SHORT EXERCISE:
Translate the step "distribute configuration to hadoop4, hadoop5" from the Hadoop setup steps into Spanish.

SELECTED EXTRACT:
2) distribute configuration to hadoop4, hadoop5

$ cd $HADOOP_HOME/etc
$ rsync.sh hadoop/ hadoop4 hadoop5

3) format filesystem

$ cd $HADOOP_HOME
$ rm.sh data/ hadoop3 hadoop4 hadoop5    # remove old data if need
$ rm.sh log/ hadoop3 hadoop4 hadoop5     # remove old log if need
$ bin/hdfs namenode -format

4) start hdfs/yarn/historyserver

$   echo "============= dfs start from hadoop3 ============="
    ssh hadoop3 $HADOOP_HOME/sbin/start-dfs.sh
    echo "============= yarn start from hadoop4 ============="
    ssh hadoop4 $HADOOP_HOME/sbin/start-yarn.sh
    echo "============= history start on hadoop3 ============="

GIVEN ENTRIES:
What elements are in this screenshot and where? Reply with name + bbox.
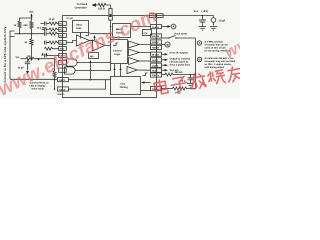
- svg-text:Timing: Timing: [120, 86, 129, 89]
- junction dot bottom rail 1: [54, 79, 56, 81]
- wire P20 out: [162, 64, 165, 66]
- pin box left P6: [59, 34, 67, 38]
- capacitor C11 electrolytic: [211, 16, 216, 26]
- resistor R9 vertical: [53, 71, 56, 78]
- small box del: [89, 53, 99, 59]
- pin box right P21: [151, 68, 162, 72]
- op-amp U1A: [77, 35, 90, 46]
- svg-text:Gate: Gate: [76, 27, 82, 30]
- junction dot bottom rail 2: [54, 88, 56, 90]
- wire P21 out: [162, 69, 165, 71]
- capacitor C10 decoupling: [199, 16, 206, 27]
- svg-text:560: 560: [24, 24, 29, 27]
- switch SW1: [168, 36, 176, 39]
- watermark chinese characters: [154, 66, 244, 96]
- pin P12: [59, 61, 67, 65]
- pin box right P15: [151, 34, 162, 38]
- wire R9 to bottom rail: [54, 78, 56, 90]
- op-amp U1B: [93, 40, 105, 51]
- svg-text:www.elecfans.com: www.elecfans.com: [0, 5, 161, 99]
- resistor R8: [26, 57, 55, 60]
- wire P16 to B: [162, 44, 165, 46]
- resistor R11: [173, 87, 196, 90]
- junction dot clock bus: [110, 26, 112, 28]
- waveform glyph 1: [86, 33, 91, 36]
- pin box right P19: [151, 58, 162, 62]
- svg-text:A: A: [199, 41, 201, 45]
- wire input rail 2: [21, 58, 27, 60]
- wire rail2 to resistor R9: [54, 59, 56, 72]
- svg-text:KEY IN: KEY IN: [152, 35, 160, 38]
- capacitor C4: [45, 54, 59, 58]
- svg-text:Push mode: Push mode: [175, 32, 189, 35]
- buffer U2: [129, 41, 140, 48]
- watermark char shao: [207, 70, 225, 86]
- caption text bottom left: [30, 82, 49, 91]
- block bottom OSC: [111, 77, 141, 95]
- buffer U4: [129, 58, 140, 65]
- pin box right P20: [151, 63, 162, 67]
- wire switch to node: [176, 37, 196, 39]
- svg-text:drive a pulse line): drive a pulse line): [170, 64, 190, 67]
- svg-text:drive mode: drive mode: [32, 88, 45, 91]
- wire bottom rail left: [10, 78, 58, 80]
- ground resonator: [187, 84, 194, 88]
- svg-text:Circuit is for a 525-line syst: Circuit is for a 525-line system only: [3, 26, 7, 82]
- arrow P20: [165, 64, 169, 66]
- wire P23 to resonator: [162, 88, 173, 90]
- capacitor C6 resonator: [188, 75, 194, 84]
- svg-text:560 kΩ: 560 kΩ: [175, 71, 183, 74]
- capacitor C3: [45, 41, 50, 45]
- wire U2 in: [128, 44, 129, 46]
- junction dot resonator: [190, 74, 192, 76]
- wire P12 to G1: [65, 62, 67, 64]
- junction dot R13 rail2: [31, 58, 33, 60]
- pin box left P5: [59, 28, 67, 32]
- buffer U5: [127, 67, 137, 74]
- wire P11 to center: [69, 80, 106, 89]
- wire branch to R1: [20, 18, 32, 22]
- pin box right P18: [151, 52, 162, 56]
- junction dot Vcc rail: [202, 15, 204, 17]
- svg-text:1k: 1k: [14, 24, 17, 27]
- wire U3 in: [128, 52, 129, 54]
- pin box left P9: [59, 54, 67, 58]
- capacitor C7: [42, 28, 49, 32]
- wire P10 to center: [69, 79, 111, 81]
- junction dot resonator node: [195, 74, 197, 76]
- resistor R2: [30, 21, 33, 29]
- watermark char zi: [170, 76, 188, 92]
- waveform glyph 2: [113, 43, 118, 46]
- resistor R12: [49, 28, 59, 31]
- arrow P14: [168, 25, 172, 27]
- block Counter: [113, 24, 131, 38]
- resistor R5: [49, 32, 59, 35]
- svg-text:with timing adjust: with timing adjust: [205, 66, 225, 69]
- arrow up on bus: [89, 60, 91, 63]
- svg-text:Vcc: Vcc: [29, 11, 34, 14]
- svg-text:10 µF: 10 µF: [49, 18, 56, 21]
- junction dot rail2: [38, 58, 40, 60]
- wire bottom block right: [141, 90, 151, 92]
- pin box right P22: [151, 73, 162, 77]
- svg-text:Generator: Generator: [75, 6, 87, 9]
- pin box left P4: [59, 22, 67, 26]
- svg-text:RESET: RESET: [152, 47, 160, 50]
- waveform glyph 3: [143, 73, 148, 76]
- arrow into bottom block 2: [119, 67, 121, 70]
- wire P18 out: [162, 53, 165, 55]
- wire from R3 down to pin: [110, 5, 112, 9]
- svg-text:Logic: Logic: [114, 53, 121, 56]
- wire Vcc rail top right: [157, 15, 214, 17]
- svg-text:LED 1: LED 1: [152, 59, 159, 62]
- svg-text:MODE: MODE: [152, 41, 159, 44]
- svg-text:2k: 2k: [25, 41, 28, 44]
- pin box top P2: [150, 14, 156, 18]
- block Control Logic label: [113, 50, 122, 57]
- wire U4 in: [128, 60, 129, 62]
- label To Clock Generator: [75, 3, 88, 9]
- wire P22 to resonator: [162, 74, 166, 76]
- svg-text:A 4-MHz ceramic: A 4-MHz ceramic: [205, 41, 224, 44]
- wire amp bus: [94, 38, 96, 40]
- svg-text:0.1 µF: 0.1 µF: [67, 17, 74, 20]
- pin box left P7: [59, 41, 67, 45]
- node A circle: [171, 24, 176, 29]
- pin box left P8: [59, 47, 67, 51]
- watermark char you: [226, 66, 243, 83]
- arrow into bottom block: [141, 81, 145, 83]
- wire U1A to U1B: [90, 41, 93, 44]
- pin P13: [59, 68, 67, 72]
- wire sync gate down: [80, 33, 82, 39]
- note A circle: [197, 41, 201, 45]
- svg-text:OSC1: OSC1: [59, 79, 66, 82]
- node B circle: [165, 42, 170, 47]
- arrow to clock generator: [92, 3, 97, 6]
- arrow P19: [165, 59, 169, 61]
- resistor R13 vertical: [31, 34, 33, 39]
- svg-text:Vin: Vin: [16, 56, 20, 59]
- arrow P18: [165, 53, 169, 55]
- wire G2 output: [75, 64, 110, 71]
- wire P15 to switch: [162, 37, 169, 39]
- svg-text:LED 2: LED 2: [152, 64, 159, 67]
- pin box right P23: [151, 87, 162, 91]
- block bottom label: [120, 83, 129, 90]
- wire R1 to input rail: [19, 28, 21, 34]
- up arrows into gates: [41, 53, 43, 56]
- arrow into bottom block 1: [113, 67, 115, 70]
- wire arrow 2: [120, 64, 122, 77]
- junction dot Vcc divider: [31, 17, 33, 19]
- connector J1 video input: [10, 31, 15, 37]
- resistor R10: [165, 73, 196, 76]
- junction dot bus 1: [90, 70, 92, 72]
- junction dot sync bus: [110, 33, 112, 35]
- wire into P8: [45, 47, 59, 50]
- wire sync bus: [91, 33, 111, 35]
- note A text: [205, 41, 231, 53]
- block label: [76, 24, 83, 31]
- wire into U1A: [66, 41, 76, 43]
- svg-text:Cnt: Cnt: [144, 32, 148, 35]
- capacitor C2: [41, 22, 50, 26]
- and-gate G1: [67, 59, 78, 66]
- label outputs 3 lines: [170, 58, 191, 67]
- ground for C11: [210, 27, 217, 31]
- pin box right P14: [151, 25, 162, 29]
- Vcc arrow left: [30, 14, 32, 17]
- ground for C10: [199, 27, 206, 31]
- block Sync Gate: [73, 21, 89, 33]
- svg-text:B: B: [199, 58, 201, 62]
- svg-text:IR OUT: IR OUT: [152, 53, 160, 56]
- wire U2 out: [139, 42, 151, 45]
- svg-text:Vcc: Vcc: [194, 10, 199, 13]
- pin box bottom left P11: [58, 87, 69, 91]
- pin box right P16: [151, 40, 162, 44]
- wire Vcc stub: [31, 16, 33, 22]
- IC U1 outline: [63, 16, 157, 98]
- arrow up amp bus: [93, 35, 95, 38]
- wire pin P1 into IC: [110, 20, 112, 39]
- pin box bottom left P10: [58, 78, 69, 82]
- svg-text:220 Ω: 220 Ω: [98, 7, 105, 10]
- pin box top P3: [157, 14, 163, 18]
- junction dot amp: [90, 40, 92, 42]
- arrow down at rail2: [37, 60, 39, 61]
- wire P13 to G2: [64, 70, 66, 72]
- note B circle: [197, 57, 201, 61]
- block Counter label: [116, 28, 124, 35]
- vertical bus center: [90, 63, 92, 80]
- resistor R1: [18, 21, 21, 28]
- resistor R6: [49, 22, 59, 25]
- wire J1 shield down: [9, 37, 11, 80]
- svg-text:OSC2: OSC2: [59, 88, 66, 91]
- pin box top P1: [109, 17, 113, 21]
- wire J1 to rail: [15, 33, 45, 35]
- svg-text:OSC A: OSC A: [152, 74, 159, 77]
- buffer U3: [129, 49, 140, 56]
- wire R13 to rail2: [31, 45, 33, 58]
- block Control Logic: [111, 40, 128, 64]
- svg-text:Xtal in: Xtal in: [58, 93, 65, 96]
- wire U1B output: [105, 45, 111, 47]
- junction dot bus 2: [90, 79, 92, 81]
- junction dot at R1 bottom: [19, 33, 20, 34]
- up arrow 2: [45, 53, 47, 56]
- note B text: [205, 57, 236, 69]
- svg-text:as 455 ÷ 4 output clocks,: as 455 ÷ 4 output clocks,: [205, 63, 232, 66]
- wire P19 out: [162, 59, 165, 61]
- junction dot rail2 b: [54, 58, 56, 60]
- resistor R3 220 ohm: [98, 3, 111, 6]
- watermark char fa: [189, 72, 206, 89]
- capacitor C1 input coupling: [45, 32, 50, 36]
- wire to clock arrow: [96, 4, 99, 6]
- wire into bottom block: [145, 82, 151, 84]
- wire R4 to pin: [110, 15, 112, 17]
- wire counter to right pins: [131, 26, 151, 28]
- wire R2 down: [31, 29, 33, 34]
- wire P14 out: [162, 26, 168, 28]
- resistor R4 box style: [109, 9, 112, 15]
- wire U3 out: [139, 53, 151, 55]
- and-gate G2: [65, 67, 76, 74]
- junction dot input rail: [31, 33, 33, 35]
- svg-text:(+5V): (+5V): [202, 10, 209, 13]
- small internal box: [143, 30, 152, 36]
- svg-text:Drive IR outputs: Drive IR outputs: [170, 52, 189, 55]
- pin box right P17: [151, 45, 162, 49]
- wire G1 output: [77, 62, 110, 64]
- ground arrow C5: [26, 71, 29, 75]
- wire node down to resonator: [195, 38, 197, 89]
- svg-text:TEST: TEST: [152, 69, 158, 72]
- resistor R7: [49, 41, 59, 44]
- wire U4 out: [139, 60, 151, 62]
- wire arrow 1: [114, 64, 116, 77]
- wire U5 out: [137, 69, 151, 71]
- arrow P21: [165, 69, 169, 71]
- watermark char dian: [154, 79, 169, 95]
- svg-text:10 µF: 10 µF: [219, 19, 226, 22]
- capacitor C5 to ground: [25, 59, 30, 71]
- node Vcc label: [194, 10, 209, 13]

EXERCISE SOLUTION:
distribuir la configuración a hadoop4, hadoop5